■ Goal
Keep only the lines where "acadêmicas" appears.

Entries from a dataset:
--- Start ---
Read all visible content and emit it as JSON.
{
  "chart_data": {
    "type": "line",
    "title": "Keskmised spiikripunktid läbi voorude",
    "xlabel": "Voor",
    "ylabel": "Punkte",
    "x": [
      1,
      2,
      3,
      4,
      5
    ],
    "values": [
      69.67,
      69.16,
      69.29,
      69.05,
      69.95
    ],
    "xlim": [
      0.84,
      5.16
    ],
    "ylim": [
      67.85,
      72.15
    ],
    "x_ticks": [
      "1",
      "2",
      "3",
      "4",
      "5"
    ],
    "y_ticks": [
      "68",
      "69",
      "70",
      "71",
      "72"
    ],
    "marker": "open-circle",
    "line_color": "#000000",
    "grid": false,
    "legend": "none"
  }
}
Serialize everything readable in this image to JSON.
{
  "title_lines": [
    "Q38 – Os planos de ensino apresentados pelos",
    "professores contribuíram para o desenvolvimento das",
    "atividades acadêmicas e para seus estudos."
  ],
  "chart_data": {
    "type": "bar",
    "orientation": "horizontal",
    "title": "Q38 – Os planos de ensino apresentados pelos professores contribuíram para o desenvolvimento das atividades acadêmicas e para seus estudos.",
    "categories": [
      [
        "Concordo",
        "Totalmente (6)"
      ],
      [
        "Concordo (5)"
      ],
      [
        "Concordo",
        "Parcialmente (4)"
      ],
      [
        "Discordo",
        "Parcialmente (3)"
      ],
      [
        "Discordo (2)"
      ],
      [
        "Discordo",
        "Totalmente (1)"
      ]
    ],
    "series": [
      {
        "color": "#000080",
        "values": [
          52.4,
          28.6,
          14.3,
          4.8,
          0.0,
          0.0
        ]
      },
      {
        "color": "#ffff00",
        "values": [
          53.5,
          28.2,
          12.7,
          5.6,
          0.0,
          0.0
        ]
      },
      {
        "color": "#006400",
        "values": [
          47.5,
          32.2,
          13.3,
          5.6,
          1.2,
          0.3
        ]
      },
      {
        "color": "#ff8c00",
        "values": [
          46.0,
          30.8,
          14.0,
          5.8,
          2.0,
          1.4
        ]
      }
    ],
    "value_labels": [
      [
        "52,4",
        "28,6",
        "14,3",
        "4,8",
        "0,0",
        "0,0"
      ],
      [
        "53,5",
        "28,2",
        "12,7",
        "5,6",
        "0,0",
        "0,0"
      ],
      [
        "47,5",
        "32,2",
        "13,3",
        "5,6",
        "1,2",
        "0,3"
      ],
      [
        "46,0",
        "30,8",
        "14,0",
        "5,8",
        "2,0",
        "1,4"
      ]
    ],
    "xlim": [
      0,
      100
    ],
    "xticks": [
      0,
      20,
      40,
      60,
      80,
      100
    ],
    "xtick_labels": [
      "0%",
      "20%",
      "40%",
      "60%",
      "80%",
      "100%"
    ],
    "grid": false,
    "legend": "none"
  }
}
--- End ---
■ Exercise result
    "atividades acadêmicas e para seus estudos."
    "title": "Q38 – Os planos de ensino apresentados pelos professores contribuíram para o desenvolvimento das atividades acadêmicas e para seus estudos.",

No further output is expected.